Explaining Those Nasty California Fires

   In 2018 a couple of fires in California were so bad and so hot, and spread so fast, that people were led to speculate that foul play was afoot - that it seemed like some sort of bizarre conspiracy. The worst of it was that suddenly an area would be ablaze when there seemed to be no way the fire could have spread to there so fast from where it had been. I fell for these ideas for a time myself. Now the 2020 California fire season has been even worse, replacing 2018 as the worst in recorded history.

   An article I read somewhere recently gave the real reasons, which are multiple. First of course is the inherently hot, dry summer climate of California. This turns flammables into matchsticks waiting for a source of ignition. California will always have fires.
   Second is a century and more of putting out fires. Normally fires burn up whatever there is to burn, which in California was often but not big fires, for the very reason that it is so flammable. What these rather successful firefighting efforts have done is cause more and more flammable material to pile up. Now when it ignites, the fires can be huge.
   Third is the population growth. People unable to afford homes in the existing urban centers go farther afield and build new towns such as Paradise in the margins between fields and forests, next to all those flammables. That makes the fires more devastating to more people.
   Fourth, global warming with excessively high temperatures and drought contributes its part. The main effect is to exacerbate the dryness, but it probably also makes it easier to ignite whatever there is to burn.
   (I will comment here that long-persisting jet trail clouds covering the sky at high altitudes, damping the natural convective forces that cause global wind circulations, whether incidental to jet air travel or created deliberately, are the obvious cause of both extra heat and of greater drought in many areas.)

   In all this some critical threshold has been crossed, that has set everything up for the recent cataclysms. When (it was never "if") a fire starts, it has far more dead, flammable wood to burn than ever before, piling up in some places for a century. So instead of just burning the understory and not getting up to the crowns of the trees, the whole forest soon blazes up. When the fire reaches a certain size and intensity, everything flammable anywhere near the fire ignites ("flashover"), and a "firestorm" or "fire tornado" develops. If I understand correctly, this phenomenon had never been seen since the firebombing of (eg) Dresden and Tokyo in world war two. It now started occurring in California.
====================
**EXERCISE INSTRUCTIONS**
According to the passage on California fires, which year's fire season replaced 2018 as the worst in recorded history? The rows that come next are separate material, unrelated to the passage on California fires.
====================
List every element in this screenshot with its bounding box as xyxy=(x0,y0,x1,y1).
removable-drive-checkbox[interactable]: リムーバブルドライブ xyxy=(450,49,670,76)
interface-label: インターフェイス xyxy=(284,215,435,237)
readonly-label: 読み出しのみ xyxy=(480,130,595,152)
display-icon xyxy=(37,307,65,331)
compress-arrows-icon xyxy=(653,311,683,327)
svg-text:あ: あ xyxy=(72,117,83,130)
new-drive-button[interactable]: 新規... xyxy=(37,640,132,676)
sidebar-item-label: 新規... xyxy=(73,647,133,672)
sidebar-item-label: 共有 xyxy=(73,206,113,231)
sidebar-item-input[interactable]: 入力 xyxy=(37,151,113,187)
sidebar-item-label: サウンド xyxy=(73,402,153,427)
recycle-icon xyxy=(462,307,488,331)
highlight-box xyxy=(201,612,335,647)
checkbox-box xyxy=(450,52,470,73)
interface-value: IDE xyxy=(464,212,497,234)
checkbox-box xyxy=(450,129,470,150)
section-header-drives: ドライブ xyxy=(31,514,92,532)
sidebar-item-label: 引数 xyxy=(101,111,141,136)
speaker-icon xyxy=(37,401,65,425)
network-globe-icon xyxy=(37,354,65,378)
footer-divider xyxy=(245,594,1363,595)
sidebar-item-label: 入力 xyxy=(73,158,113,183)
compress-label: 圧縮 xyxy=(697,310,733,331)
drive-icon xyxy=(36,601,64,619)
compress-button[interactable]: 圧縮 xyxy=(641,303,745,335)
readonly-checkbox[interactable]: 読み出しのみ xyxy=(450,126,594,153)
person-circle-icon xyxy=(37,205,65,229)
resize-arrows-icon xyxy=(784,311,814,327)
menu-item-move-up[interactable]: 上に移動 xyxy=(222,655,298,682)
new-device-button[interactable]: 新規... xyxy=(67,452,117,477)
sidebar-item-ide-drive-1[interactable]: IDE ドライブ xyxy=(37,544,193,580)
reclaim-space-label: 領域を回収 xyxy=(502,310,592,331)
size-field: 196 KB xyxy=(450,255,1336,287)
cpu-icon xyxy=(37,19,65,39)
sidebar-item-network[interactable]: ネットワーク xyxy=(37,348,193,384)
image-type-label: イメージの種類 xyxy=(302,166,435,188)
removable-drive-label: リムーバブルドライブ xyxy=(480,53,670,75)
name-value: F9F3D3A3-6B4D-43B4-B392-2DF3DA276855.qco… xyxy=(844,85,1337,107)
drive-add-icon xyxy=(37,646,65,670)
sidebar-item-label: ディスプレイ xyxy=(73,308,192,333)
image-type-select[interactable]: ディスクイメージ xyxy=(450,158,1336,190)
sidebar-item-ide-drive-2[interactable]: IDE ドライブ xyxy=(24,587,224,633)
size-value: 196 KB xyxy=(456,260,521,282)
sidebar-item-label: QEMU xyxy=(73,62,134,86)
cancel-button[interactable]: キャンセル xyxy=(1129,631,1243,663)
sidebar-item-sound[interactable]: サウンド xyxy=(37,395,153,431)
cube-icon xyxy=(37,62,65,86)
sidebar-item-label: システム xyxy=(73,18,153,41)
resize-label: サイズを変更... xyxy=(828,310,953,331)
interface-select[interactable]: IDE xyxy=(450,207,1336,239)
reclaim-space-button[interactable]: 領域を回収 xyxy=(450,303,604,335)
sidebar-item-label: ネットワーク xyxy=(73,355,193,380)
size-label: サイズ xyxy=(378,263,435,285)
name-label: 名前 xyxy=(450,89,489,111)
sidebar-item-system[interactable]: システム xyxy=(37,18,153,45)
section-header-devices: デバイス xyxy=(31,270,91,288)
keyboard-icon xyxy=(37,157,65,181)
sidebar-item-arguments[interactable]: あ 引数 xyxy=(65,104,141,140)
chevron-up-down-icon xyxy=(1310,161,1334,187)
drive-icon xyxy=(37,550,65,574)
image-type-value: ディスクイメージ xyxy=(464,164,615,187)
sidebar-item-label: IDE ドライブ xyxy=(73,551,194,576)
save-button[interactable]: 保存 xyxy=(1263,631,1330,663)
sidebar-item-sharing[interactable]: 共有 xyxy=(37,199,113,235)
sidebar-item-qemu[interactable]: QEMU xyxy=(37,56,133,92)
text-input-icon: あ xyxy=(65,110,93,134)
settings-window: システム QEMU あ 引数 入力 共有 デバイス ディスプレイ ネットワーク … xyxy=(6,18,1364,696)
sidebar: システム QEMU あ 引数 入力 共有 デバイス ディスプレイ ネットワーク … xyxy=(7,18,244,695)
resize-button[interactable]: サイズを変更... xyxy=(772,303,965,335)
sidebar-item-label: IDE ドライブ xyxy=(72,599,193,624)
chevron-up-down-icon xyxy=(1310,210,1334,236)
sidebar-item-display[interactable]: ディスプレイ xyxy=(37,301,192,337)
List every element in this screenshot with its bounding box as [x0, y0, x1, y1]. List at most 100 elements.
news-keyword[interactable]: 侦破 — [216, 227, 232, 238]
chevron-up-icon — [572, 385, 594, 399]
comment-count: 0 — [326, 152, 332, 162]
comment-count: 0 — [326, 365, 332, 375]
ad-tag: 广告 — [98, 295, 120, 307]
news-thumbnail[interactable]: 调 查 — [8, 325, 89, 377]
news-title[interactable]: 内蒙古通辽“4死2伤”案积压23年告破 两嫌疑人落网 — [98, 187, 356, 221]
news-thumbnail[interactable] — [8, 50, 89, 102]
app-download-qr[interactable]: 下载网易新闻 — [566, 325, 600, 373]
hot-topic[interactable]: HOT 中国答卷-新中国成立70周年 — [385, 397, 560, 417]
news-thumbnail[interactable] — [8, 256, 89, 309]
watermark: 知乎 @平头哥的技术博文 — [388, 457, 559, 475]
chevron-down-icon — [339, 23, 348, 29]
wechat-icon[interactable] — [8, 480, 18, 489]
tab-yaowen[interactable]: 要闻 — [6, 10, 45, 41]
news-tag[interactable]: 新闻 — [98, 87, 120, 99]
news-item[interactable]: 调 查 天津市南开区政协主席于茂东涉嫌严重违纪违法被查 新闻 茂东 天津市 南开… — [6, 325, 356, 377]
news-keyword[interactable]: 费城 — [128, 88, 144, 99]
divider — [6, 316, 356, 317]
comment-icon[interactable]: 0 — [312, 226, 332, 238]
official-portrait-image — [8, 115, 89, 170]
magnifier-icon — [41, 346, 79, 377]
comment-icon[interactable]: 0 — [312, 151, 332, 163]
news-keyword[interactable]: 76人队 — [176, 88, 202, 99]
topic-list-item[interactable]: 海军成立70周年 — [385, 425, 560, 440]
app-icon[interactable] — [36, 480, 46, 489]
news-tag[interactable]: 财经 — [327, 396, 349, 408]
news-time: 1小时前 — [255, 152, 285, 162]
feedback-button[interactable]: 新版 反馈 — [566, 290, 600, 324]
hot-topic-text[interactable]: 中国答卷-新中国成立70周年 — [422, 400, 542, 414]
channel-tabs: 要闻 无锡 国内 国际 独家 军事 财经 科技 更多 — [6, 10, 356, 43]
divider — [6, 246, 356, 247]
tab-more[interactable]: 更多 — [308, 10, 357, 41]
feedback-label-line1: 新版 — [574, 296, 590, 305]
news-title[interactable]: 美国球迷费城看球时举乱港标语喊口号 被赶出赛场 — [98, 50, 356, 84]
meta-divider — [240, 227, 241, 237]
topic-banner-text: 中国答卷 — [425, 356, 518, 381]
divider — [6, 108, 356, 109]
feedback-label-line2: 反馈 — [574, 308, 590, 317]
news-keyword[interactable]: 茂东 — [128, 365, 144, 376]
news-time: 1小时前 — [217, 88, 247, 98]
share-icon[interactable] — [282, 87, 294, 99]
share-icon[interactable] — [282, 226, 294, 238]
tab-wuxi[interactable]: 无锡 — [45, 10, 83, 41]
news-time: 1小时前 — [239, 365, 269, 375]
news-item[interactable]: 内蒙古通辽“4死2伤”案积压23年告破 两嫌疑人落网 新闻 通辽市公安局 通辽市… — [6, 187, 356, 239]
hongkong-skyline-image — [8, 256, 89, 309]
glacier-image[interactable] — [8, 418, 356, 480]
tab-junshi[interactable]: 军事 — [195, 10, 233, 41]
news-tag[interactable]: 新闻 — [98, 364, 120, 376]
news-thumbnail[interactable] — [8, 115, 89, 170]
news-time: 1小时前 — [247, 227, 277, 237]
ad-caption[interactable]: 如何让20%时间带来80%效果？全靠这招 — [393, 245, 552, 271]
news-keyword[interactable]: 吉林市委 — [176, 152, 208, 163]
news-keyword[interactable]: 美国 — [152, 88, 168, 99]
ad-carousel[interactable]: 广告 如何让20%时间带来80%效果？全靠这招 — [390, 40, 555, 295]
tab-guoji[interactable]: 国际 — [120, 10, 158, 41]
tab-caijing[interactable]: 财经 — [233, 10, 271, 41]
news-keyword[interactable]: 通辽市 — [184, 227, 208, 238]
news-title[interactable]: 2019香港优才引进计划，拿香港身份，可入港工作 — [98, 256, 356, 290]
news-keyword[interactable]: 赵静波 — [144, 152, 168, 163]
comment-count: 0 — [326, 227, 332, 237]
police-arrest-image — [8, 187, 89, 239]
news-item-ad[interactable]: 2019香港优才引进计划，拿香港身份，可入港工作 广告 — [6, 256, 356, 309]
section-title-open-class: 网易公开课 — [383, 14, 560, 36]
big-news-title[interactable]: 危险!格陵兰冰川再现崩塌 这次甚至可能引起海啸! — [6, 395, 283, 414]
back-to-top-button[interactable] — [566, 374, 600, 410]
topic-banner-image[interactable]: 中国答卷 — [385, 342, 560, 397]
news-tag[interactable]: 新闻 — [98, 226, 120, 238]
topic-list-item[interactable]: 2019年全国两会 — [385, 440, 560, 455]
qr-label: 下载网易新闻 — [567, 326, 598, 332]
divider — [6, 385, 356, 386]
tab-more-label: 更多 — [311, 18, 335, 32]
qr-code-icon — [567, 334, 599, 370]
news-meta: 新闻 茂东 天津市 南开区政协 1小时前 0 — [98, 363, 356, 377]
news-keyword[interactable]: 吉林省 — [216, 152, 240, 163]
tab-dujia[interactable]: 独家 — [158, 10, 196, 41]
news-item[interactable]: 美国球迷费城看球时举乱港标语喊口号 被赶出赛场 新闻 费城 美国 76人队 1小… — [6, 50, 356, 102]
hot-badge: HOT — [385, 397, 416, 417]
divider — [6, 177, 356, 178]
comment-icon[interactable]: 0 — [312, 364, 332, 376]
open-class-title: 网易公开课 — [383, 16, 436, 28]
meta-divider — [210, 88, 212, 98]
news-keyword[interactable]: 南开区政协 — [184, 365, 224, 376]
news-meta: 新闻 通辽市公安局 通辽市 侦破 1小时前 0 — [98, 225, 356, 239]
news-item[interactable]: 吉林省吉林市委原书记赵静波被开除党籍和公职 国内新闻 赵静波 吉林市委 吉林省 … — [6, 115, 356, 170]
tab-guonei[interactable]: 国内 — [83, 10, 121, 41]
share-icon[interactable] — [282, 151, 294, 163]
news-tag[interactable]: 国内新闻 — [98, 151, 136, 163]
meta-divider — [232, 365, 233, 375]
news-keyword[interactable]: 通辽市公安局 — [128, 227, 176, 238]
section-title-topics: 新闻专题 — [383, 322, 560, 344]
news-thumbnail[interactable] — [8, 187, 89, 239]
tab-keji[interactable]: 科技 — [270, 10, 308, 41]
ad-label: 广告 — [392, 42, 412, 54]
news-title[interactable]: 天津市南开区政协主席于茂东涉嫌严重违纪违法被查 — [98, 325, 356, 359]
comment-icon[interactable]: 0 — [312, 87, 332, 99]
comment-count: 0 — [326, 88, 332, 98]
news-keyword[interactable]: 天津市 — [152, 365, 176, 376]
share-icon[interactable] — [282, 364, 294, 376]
====================
**EXERCISE SOLUTION**
The 2020 California fire season.